** START MATERIAL SUPPLIED **

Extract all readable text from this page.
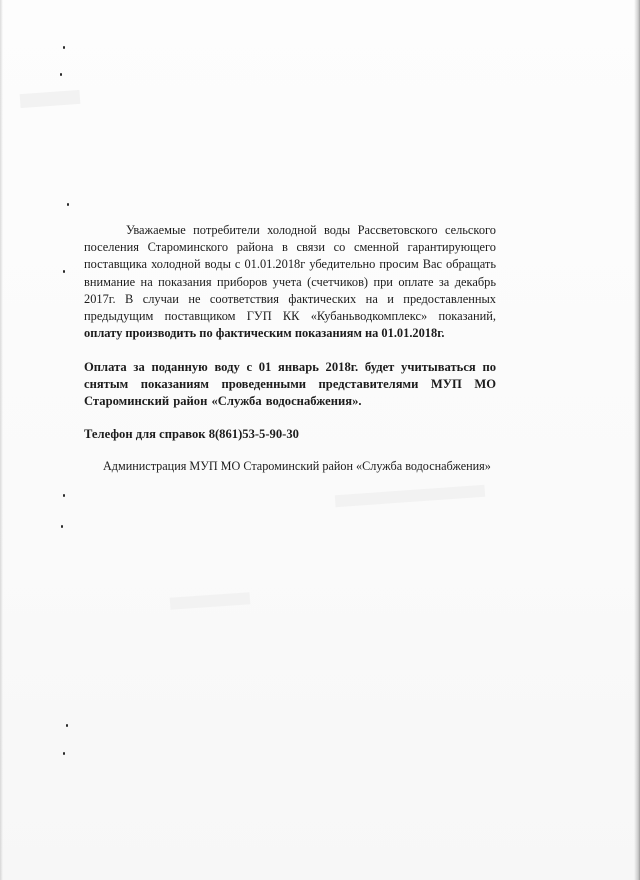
Уважаемые потребители холодной воды Рассветовского сельского поселения Староминского района в связи со сменной гарантирующего поставщика холодной воды с 01.01.2018г убедительно просим Вас обращать внимание на показания приборов учета (счетчиков) при оплате за декабрь 2017г. В случаи не соответствия фактических на и предоставленных предыдущим поставщиком ГУП КК «Кубаньводкомплекс» показаний, оплату производить по фактическим показаниям на 01.01.2018г.

Оплата за поданную воду с 01 январь 2018г. будет учитываться по снятым показаниям проведенными представителями МУП МО Староминский район «Служба водоснабжения».

Телефон для справок 8(861)53-5-90-30

Администрация МУП МО Староминский район «Служба водоснабжения»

** END MATERIAL SUPPLIED **

WRITTEN INSTRUCTION |
Give back the whole listing as it stands, minus its pictures.

WRITTEN ANSWER |
Extract all readable text from this page.
Уважаемые потребители холодной воды Рассветовского сельского поселения Староминского района в связи со сменной гарантирующего поставщика холодной воды с 01.01.2018г убедительно просим Вас обращать внимание на показания приборов учета (счетчиков) при оплате за декабрь 2017г. В случаи не соответствия фактических на и предоставленных предыдущим поставщиком ГУП КК «Кубаньводкомплекс» показаний, оплату производить по фактическим показаниям на 01.01.2018г.

Оплата за поданную воду с 01 январь 2018г. будет учитываться по снятым показаниям проведенными представителями МУП МО Староминский район «Служба водоснабжения».

Телефон для справок 8(861)53-5-90-30

Администрация МУП МО Староминский район «Служба водоснабжения»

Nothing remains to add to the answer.